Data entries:
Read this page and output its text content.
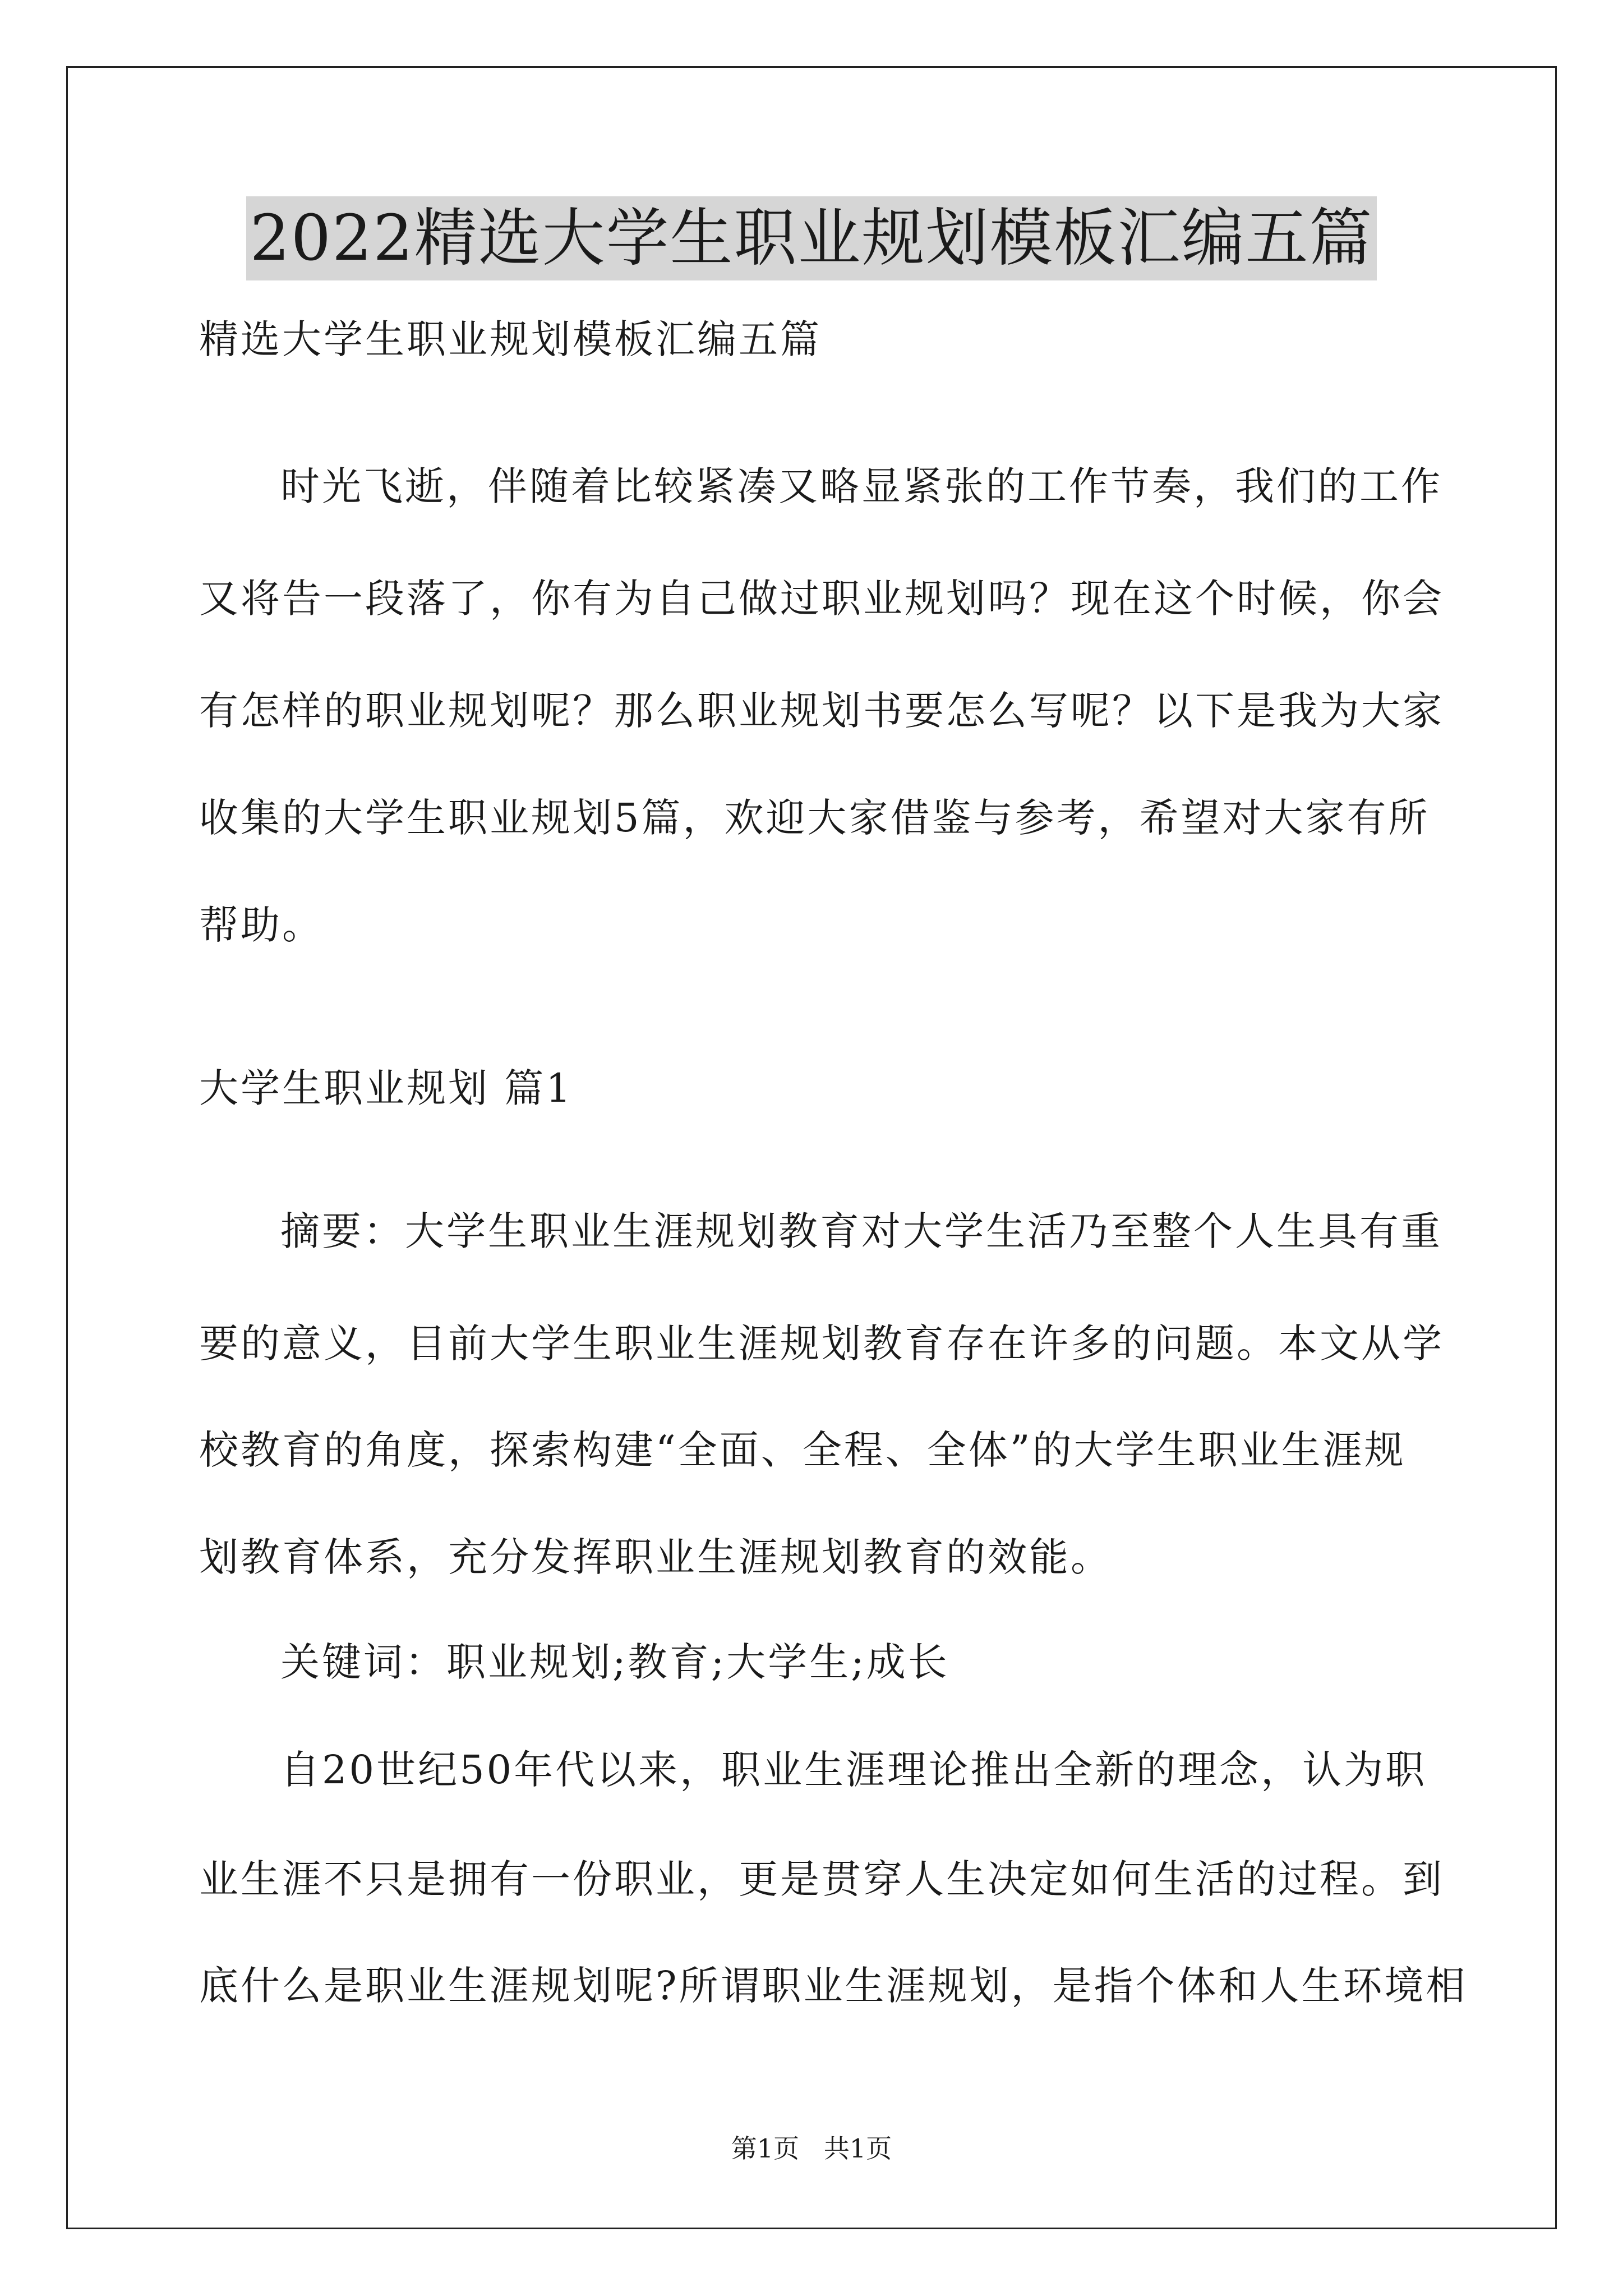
2022精选大学生职业规划模板汇编五篇
精选大学生职业规划模板汇编五篇
时光飞逝，伴随着比较紧凑又略显紧张的工作节奏，我们的工作
又将告一段落了，你有为自己做过职业规划吗？现在这个时候，你会
有怎样的职业规划呢？那么职业规划书要怎么写呢？以下是我为大家
收集的大学生职业规划5篇，欢迎大家借鉴与参考，希望对大家有所
帮助。
大学生职业规划 篇1
摘要：大学生职业生涯规划教育对大学生活乃至整个人生具有重
要的意义，目前大学生职业生涯规划教育存在许多的问题。本文从学
校教育的角度，探索构建“全面、全程、全体”的大学生职业生涯规
划教育体系，充分发挥职业生涯规划教育的效能。
关键词：职业规划;教育;大学生;成长
自20世纪50年代以来，职业生涯理论推出全新的理念，认为职
业生涯不只是拥有一份职业，更是贯穿人生决定如何生活的过程。到
底什么是职业生涯规划呢?所谓职业生涯规划，是指个体和人生环境相
第1页   共1页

Exercise instructions: Your copy of the data should match it exactly, except that pictures are left out.

Result of this task:
Read this page and output its text content.
2022精选大学生职业规划模板汇编五篇
精选大学生职业规划模板汇编五篇
时光飞逝，伴随着比较紧凑又略显紧张的工作节奏，我们的工作
又将告一段落了，你有为自己做过职业规划吗？现在这个时候，你会
有怎样的职业规划呢？那么职业规划书要怎么写呢？以下是我为大家
收集的大学生职业规划5篇，欢迎大家借鉴与参考，希望对大家有所
帮助。
大学生职业规划 篇1
摘要：大学生职业生涯规划教育对大学生活乃至整个人生具有重
要的意义，目前大学生职业生涯规划教育存在许多的问题。本文从学
校教育的角度，探索构建“全面、全程、全体”的大学生职业生涯规
划教育体系，充分发挥职业生涯规划教育的效能。
关键词：职业规划;教育;大学生;成长
自20世纪50年代以来，职业生涯理论推出全新的理念，认为职
业生涯不只是拥有一份职业，更是贯穿人生决定如何生活的过程。到
底什么是职业生涯规划呢?所谓职业生涯规划，是指个体和人生环境相
第1页   共1页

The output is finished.